Material supplied:

* START *

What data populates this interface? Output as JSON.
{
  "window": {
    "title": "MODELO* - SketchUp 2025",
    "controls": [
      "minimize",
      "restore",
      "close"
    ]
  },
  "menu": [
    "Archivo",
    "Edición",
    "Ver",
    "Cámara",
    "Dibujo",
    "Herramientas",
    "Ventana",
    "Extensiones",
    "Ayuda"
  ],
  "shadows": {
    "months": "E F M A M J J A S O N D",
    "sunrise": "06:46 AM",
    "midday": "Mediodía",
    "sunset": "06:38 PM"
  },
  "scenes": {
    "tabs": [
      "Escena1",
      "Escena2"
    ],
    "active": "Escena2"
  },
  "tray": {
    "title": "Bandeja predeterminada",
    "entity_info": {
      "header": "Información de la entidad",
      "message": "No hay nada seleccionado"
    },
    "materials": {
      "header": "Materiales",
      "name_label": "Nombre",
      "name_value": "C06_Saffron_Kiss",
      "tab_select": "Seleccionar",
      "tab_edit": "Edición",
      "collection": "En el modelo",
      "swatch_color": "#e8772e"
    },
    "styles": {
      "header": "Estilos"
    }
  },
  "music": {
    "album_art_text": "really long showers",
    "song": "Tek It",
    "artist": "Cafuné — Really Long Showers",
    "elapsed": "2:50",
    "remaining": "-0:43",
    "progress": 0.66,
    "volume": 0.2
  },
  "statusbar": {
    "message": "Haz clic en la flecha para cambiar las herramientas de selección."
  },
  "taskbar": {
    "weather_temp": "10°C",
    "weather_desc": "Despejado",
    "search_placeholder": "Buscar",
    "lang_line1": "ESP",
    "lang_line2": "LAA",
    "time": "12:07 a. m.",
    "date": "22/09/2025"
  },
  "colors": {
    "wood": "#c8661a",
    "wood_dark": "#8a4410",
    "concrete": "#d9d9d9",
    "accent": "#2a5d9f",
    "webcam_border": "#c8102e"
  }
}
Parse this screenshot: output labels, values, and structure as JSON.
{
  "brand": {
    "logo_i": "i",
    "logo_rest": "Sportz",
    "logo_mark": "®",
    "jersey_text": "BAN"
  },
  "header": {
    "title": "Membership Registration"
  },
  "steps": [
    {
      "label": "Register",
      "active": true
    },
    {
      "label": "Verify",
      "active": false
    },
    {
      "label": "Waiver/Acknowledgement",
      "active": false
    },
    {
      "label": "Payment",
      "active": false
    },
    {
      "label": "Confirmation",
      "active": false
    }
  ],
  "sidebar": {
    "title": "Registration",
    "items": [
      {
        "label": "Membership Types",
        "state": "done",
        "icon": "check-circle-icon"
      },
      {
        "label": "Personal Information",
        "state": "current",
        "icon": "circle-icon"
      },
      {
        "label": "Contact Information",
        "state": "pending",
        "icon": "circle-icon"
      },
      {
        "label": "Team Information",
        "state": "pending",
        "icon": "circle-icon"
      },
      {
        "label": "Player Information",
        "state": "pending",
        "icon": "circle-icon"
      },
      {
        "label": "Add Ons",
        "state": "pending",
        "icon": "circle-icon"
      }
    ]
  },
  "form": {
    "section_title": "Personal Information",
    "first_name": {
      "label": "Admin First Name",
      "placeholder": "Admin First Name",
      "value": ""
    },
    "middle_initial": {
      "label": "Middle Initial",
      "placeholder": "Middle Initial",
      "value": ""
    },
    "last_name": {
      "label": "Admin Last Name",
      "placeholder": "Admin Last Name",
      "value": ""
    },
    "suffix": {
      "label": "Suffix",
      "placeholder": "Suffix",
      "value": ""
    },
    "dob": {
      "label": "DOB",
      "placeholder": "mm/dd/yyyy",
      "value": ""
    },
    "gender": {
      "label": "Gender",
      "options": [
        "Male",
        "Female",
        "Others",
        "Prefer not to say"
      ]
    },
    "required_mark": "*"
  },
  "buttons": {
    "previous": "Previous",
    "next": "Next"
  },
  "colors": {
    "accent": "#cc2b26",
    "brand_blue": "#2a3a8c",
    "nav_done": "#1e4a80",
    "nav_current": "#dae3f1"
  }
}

* END *

What you will do: Look through the entries above; copy every line holding the string "header".

Expected answer:
      "header": "Información de la entidad",
      "header": "Materiales",
      "header": "Estilos"
  "header": {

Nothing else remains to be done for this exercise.